WHAT THE TASK REQUIRES:
Reproduce every line of the entries below without any changes.
==================================================
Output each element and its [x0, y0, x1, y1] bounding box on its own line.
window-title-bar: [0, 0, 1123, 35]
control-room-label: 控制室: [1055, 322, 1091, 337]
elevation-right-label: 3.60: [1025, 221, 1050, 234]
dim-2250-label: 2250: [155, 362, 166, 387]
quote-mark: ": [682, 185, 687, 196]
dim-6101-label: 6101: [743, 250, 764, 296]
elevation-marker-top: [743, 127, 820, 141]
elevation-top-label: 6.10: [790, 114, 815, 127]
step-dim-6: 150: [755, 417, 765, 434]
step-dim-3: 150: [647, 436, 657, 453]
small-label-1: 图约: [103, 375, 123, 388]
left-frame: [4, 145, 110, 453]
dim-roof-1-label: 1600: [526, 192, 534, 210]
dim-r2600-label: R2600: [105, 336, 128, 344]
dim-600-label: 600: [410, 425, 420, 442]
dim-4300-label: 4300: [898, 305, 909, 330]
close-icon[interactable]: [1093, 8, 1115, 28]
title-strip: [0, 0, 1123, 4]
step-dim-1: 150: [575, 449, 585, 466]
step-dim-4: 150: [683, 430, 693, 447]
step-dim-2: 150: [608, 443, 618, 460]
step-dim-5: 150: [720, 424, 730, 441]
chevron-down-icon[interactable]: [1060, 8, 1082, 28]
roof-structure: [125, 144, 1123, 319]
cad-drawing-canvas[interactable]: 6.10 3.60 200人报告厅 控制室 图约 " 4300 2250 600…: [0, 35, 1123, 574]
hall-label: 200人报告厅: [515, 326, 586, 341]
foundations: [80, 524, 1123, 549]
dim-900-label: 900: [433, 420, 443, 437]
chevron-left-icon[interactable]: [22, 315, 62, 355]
==================================================
EXPECTED ANSWER:
Output each element and its [x0, y0, x1, y1] bounding box on its own line.
window-title-bar: [0, 0, 1123, 35]
control-room-label: 控制室: [1055, 322, 1091, 337]
elevation-right-label: 3.60: [1025, 221, 1050, 234]
dim-2250-label: 2250: [155, 362, 166, 387]
quote-mark: ": [682, 185, 687, 196]
dim-6101-label: 6101: [743, 250, 764, 296]
elevation-marker-top: [743, 127, 820, 141]
elevation-top-label: 6.10: [790, 114, 815, 127]
step-dim-6: 150: [755, 417, 765, 434]
step-dim-3: 150: [647, 436, 657, 453]
small-label-1: 图约: [103, 375, 123, 388]
left-frame: [4, 145, 110, 453]
dim-roof-1-label: 1600: [526, 192, 534, 210]
dim-r2600-label: R2600: [105, 336, 128, 344]
dim-600-label: 600: [410, 425, 420, 442]
dim-4300-label: 4300: [898, 305, 909, 330]
close-icon[interactable]: [1093, 8, 1115, 28]
title-strip: [0, 0, 1123, 4]
step-dim-1: 150: [575, 449, 585, 466]
step-dim-4: 150: [683, 430, 693, 447]
step-dim-2: 150: [608, 443, 618, 460]
step-dim-5: 150: [720, 424, 730, 441]
chevron-down-icon[interactable]: [1060, 8, 1082, 28]
roof-structure: [125, 144, 1123, 319]
cad-drawing-canvas[interactable]: 6.10 3.60 200人报告厅 控制室 图约 " 4300 2250 600…: [0, 35, 1123, 574]
hall-label: 200人报告厅: [515, 326, 586, 341]
foundations: [80, 524, 1123, 549]
dim-900-label: 900: [433, 420, 443, 437]
chevron-left-icon[interactable]: [22, 315, 62, 355]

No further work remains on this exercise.